[begin LISTING]

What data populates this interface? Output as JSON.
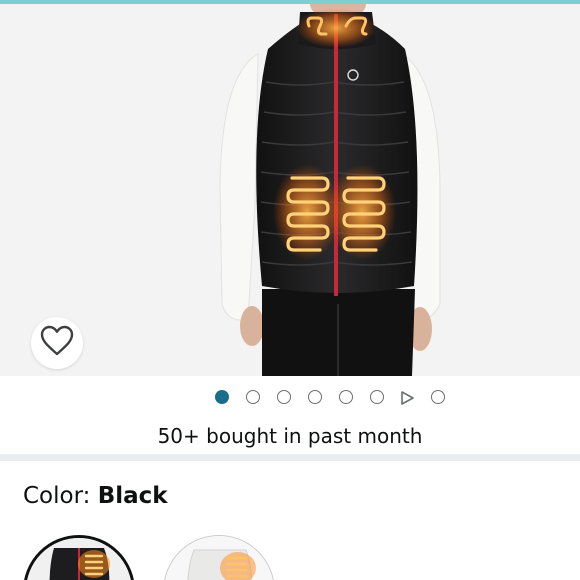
{
  "product": {
    "social_proof": "50+ bought in past month",
    "color_label": "Color:",
    "color_value": "Black",
    "carousel": {
      "total_slides": 8,
      "active_index": 0,
      "video_index": 6
    },
    "swatches": [
      {
        "name": "Black",
        "selected": true
      },
      {
        "name": "White",
        "selected": false
      }
    ]
  },
  "icons": {
    "wishlist": "heart-outline-icon",
    "video": "play-triangle-icon"
  },
  "colors": {
    "accent": "#1b6e8a",
    "top_bar": "#7ecfd1",
    "vest": "#1d1d1f",
    "zipper": "#c8283a",
    "heating": "#ff9a1f"
  }
}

[end LISTING]

▸ GIVEN REQUEST
Set the data above down again exactly as given, with no pictures.

▸ RESPONSE TO THIS TASK
What data populates this interface? Output as JSON.
{
  "product": {
    "social_proof": "50+ bought in past month",
    "color_label": "Color:",
    "color_value": "Black",
    "carousel": {
      "total_slides": 8,
      "active_index": 0,
      "video_index": 6
    },
    "swatches": [
      {
        "name": "Black",
        "selected": true
      },
      {
        "name": "White",
        "selected": false
      }
    ]
  },
  "icons": {
    "wishlist": "heart-outline-icon",
    "video": "play-triangle-icon"
  },
  "colors": {
    "accent": "#1b6e8a",
    "top_bar": "#7ecfd1",
    "vest": "#1d1d1f",
    "zipper": "#c8283a",
    "heating": "#ff9a1f"
  }
}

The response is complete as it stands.